----- Available data -----

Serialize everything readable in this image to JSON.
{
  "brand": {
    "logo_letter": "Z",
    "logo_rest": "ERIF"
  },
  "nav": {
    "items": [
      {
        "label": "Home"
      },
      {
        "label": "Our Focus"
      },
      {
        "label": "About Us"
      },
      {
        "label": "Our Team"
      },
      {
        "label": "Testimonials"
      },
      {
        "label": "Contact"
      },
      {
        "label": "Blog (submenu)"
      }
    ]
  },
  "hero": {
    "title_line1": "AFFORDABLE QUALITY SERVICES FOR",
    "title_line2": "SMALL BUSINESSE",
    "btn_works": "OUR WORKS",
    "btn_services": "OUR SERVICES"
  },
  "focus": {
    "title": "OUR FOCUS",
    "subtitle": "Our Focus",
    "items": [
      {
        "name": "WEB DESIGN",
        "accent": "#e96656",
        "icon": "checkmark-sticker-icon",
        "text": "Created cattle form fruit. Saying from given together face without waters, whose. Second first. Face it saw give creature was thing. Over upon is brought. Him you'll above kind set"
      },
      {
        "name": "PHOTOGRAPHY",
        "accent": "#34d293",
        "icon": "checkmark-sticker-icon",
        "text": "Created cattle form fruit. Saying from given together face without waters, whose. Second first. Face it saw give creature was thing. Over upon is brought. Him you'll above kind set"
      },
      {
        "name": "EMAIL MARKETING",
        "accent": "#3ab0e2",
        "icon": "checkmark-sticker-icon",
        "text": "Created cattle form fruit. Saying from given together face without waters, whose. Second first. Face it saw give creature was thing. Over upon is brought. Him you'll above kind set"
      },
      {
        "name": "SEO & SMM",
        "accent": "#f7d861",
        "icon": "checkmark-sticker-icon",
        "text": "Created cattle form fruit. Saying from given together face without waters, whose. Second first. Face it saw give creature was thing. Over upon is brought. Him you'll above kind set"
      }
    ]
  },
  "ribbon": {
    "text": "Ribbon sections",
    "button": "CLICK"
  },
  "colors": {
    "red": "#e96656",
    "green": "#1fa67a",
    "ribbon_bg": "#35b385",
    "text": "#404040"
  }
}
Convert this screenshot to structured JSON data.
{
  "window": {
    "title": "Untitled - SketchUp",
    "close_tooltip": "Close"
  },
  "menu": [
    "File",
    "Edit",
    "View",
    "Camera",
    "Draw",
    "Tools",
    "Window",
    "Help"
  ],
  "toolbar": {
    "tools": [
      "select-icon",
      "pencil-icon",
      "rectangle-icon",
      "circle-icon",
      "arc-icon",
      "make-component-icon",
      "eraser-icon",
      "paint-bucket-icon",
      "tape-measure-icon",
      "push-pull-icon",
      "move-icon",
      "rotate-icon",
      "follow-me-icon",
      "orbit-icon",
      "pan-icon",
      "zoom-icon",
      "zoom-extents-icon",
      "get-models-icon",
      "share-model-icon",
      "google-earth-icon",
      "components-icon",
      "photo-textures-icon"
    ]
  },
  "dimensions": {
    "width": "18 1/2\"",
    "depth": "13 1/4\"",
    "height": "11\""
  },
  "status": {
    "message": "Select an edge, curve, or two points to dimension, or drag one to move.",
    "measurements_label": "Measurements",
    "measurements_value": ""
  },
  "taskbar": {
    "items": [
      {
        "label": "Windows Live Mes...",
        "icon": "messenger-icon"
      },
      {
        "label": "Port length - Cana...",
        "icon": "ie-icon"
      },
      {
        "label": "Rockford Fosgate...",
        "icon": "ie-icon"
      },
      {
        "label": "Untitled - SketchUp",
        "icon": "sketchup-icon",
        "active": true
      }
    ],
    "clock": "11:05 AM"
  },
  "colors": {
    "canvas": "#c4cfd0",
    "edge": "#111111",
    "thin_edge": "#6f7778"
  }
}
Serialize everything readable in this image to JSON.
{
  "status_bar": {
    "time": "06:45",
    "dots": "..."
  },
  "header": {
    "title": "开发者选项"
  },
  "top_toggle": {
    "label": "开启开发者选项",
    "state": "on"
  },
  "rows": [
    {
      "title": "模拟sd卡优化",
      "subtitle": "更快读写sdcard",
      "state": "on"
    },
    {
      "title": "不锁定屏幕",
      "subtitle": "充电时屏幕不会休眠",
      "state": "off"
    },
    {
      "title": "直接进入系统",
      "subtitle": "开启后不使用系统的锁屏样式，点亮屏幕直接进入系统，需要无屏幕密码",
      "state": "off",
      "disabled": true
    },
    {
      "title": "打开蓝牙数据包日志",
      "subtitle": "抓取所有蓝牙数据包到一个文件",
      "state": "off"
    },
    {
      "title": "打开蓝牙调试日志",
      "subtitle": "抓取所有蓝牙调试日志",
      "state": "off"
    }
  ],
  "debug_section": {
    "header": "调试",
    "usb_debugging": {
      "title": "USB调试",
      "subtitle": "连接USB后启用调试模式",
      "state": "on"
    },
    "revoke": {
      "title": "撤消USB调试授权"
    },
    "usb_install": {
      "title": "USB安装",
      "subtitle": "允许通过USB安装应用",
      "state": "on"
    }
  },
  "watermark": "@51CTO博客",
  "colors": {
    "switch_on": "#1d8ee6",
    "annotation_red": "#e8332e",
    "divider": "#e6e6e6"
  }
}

-----

- _Brief_:
Looking at the listing above, how many of its lines contain the string "name"? Give the number alone.

- _Completed task_:
4